- [DIRECTIVE]:
Go over the entries below line by line, copying each one that contains the word "floor".

- [INFORMATION SHOWN]:
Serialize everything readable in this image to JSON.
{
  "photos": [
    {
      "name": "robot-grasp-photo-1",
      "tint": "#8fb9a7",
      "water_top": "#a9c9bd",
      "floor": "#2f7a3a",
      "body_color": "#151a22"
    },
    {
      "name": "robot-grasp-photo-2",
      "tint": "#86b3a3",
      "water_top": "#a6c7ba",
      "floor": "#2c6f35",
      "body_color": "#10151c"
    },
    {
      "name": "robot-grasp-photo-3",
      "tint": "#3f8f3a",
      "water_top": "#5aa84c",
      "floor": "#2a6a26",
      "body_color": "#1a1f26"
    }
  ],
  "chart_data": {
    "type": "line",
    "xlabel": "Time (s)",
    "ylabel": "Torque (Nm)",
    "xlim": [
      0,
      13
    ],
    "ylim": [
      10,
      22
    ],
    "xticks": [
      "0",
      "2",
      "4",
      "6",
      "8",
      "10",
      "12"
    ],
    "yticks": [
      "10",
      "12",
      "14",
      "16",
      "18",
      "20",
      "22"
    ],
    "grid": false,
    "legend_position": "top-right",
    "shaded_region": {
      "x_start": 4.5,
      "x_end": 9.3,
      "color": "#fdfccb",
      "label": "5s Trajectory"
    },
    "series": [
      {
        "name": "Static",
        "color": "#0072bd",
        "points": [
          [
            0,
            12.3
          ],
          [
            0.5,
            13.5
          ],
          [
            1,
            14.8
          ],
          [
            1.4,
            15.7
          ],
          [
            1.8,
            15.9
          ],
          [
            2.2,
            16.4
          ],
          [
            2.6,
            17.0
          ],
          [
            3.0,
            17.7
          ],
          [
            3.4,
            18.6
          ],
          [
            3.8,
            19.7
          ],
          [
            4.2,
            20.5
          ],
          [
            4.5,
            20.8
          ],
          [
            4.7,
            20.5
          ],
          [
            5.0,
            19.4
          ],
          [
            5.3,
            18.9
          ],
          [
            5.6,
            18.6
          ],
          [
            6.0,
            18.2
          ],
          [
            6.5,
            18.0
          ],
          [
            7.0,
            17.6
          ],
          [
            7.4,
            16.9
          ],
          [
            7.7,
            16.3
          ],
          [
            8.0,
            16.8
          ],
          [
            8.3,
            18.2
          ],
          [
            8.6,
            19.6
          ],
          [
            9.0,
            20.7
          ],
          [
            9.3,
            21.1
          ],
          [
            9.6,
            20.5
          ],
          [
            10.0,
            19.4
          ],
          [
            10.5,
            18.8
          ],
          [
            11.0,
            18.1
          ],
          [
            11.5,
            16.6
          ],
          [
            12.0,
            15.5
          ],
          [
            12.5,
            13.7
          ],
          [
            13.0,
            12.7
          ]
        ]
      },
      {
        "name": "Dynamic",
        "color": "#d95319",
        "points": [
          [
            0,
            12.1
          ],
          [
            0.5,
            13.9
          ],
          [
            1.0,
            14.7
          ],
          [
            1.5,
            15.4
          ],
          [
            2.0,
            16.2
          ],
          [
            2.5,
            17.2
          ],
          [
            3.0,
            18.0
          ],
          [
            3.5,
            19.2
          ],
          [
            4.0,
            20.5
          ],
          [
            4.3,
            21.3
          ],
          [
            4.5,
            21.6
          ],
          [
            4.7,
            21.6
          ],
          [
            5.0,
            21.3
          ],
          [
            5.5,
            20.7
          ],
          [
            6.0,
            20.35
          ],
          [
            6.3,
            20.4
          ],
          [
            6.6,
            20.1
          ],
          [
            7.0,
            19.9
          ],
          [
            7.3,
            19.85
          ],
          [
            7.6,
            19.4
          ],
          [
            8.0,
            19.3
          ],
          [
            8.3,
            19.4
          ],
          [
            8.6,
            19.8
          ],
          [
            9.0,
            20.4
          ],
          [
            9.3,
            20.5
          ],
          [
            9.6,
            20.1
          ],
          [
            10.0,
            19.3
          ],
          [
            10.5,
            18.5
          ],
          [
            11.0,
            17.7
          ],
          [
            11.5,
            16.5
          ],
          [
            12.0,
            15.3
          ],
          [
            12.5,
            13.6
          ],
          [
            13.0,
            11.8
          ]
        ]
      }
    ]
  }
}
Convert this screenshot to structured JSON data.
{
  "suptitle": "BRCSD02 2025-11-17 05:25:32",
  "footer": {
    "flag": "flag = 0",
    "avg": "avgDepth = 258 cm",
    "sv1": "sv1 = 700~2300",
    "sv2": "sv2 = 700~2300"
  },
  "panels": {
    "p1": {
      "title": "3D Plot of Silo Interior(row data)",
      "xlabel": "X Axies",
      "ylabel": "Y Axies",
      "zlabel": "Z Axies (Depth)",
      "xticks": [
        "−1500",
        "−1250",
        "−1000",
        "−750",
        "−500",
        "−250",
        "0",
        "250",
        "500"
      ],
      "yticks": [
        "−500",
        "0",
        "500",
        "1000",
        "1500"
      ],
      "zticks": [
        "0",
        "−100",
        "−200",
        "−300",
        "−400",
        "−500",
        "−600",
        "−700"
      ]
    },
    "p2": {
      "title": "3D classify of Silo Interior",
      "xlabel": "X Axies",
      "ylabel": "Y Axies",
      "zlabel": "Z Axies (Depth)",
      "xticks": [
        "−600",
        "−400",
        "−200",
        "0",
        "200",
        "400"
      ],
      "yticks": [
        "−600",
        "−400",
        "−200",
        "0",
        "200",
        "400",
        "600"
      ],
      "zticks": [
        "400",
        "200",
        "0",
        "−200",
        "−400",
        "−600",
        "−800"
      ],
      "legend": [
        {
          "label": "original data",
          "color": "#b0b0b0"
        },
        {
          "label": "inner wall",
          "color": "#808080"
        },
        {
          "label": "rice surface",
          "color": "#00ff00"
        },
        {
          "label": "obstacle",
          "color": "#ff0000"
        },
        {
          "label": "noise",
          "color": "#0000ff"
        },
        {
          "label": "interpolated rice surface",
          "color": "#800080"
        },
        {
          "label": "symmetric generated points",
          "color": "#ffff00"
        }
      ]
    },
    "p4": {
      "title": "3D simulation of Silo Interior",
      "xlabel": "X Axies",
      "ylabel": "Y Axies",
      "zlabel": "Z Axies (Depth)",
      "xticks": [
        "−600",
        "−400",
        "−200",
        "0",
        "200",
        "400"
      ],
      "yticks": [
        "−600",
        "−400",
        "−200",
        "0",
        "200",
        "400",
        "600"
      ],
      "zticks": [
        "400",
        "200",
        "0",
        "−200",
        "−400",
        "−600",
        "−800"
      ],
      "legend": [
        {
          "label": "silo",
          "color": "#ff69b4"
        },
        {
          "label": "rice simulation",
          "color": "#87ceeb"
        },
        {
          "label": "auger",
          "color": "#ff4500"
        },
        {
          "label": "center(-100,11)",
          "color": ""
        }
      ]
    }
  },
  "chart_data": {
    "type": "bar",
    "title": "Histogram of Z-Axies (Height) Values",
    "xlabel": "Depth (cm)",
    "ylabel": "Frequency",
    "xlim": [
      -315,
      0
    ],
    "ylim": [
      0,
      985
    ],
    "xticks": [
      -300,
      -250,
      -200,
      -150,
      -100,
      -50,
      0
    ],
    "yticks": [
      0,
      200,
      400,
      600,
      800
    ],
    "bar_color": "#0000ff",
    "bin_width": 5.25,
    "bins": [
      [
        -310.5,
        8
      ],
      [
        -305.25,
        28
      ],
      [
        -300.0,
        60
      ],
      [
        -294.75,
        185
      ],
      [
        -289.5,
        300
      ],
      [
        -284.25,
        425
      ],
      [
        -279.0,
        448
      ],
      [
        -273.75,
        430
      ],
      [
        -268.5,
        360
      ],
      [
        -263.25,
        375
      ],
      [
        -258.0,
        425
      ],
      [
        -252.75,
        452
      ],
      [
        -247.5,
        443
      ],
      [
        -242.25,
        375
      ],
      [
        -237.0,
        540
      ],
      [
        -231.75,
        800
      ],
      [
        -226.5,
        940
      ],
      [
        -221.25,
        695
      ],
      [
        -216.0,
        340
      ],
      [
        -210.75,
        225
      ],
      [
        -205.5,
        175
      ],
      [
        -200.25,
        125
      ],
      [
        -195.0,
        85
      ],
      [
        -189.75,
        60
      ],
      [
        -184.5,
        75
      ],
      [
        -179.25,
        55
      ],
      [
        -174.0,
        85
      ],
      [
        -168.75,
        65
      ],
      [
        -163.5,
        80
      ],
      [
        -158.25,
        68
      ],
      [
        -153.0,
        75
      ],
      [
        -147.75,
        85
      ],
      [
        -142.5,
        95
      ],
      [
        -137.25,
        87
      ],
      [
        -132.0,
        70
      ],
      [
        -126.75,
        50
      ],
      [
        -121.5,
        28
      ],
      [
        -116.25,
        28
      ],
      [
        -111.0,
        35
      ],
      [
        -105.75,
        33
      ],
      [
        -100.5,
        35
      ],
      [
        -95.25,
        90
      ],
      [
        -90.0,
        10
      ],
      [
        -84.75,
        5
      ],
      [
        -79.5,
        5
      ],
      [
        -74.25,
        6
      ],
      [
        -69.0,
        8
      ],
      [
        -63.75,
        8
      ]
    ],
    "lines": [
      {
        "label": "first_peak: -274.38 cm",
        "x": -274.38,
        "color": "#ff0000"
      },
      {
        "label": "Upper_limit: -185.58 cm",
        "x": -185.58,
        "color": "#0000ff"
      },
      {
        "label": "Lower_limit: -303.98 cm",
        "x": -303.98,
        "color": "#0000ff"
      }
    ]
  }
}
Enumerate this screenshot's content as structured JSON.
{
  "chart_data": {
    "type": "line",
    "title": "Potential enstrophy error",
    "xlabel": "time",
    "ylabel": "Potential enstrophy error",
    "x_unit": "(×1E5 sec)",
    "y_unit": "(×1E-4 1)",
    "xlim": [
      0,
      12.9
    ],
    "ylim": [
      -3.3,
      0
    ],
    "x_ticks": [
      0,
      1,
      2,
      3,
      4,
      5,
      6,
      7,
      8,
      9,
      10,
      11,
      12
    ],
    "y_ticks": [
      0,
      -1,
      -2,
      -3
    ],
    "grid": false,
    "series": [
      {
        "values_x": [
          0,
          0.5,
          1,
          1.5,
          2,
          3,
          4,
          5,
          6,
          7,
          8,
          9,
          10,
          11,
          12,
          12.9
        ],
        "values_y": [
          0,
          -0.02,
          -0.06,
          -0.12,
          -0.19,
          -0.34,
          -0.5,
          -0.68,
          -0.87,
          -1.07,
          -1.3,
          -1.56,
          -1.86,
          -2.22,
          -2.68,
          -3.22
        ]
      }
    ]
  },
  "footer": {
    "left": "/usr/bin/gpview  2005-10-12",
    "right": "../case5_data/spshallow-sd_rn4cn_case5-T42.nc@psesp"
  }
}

- [RESULT]:
      "floor": "#2f7a3a",
      "floor": "#2c6f35",
      "floor": "#2a6a26",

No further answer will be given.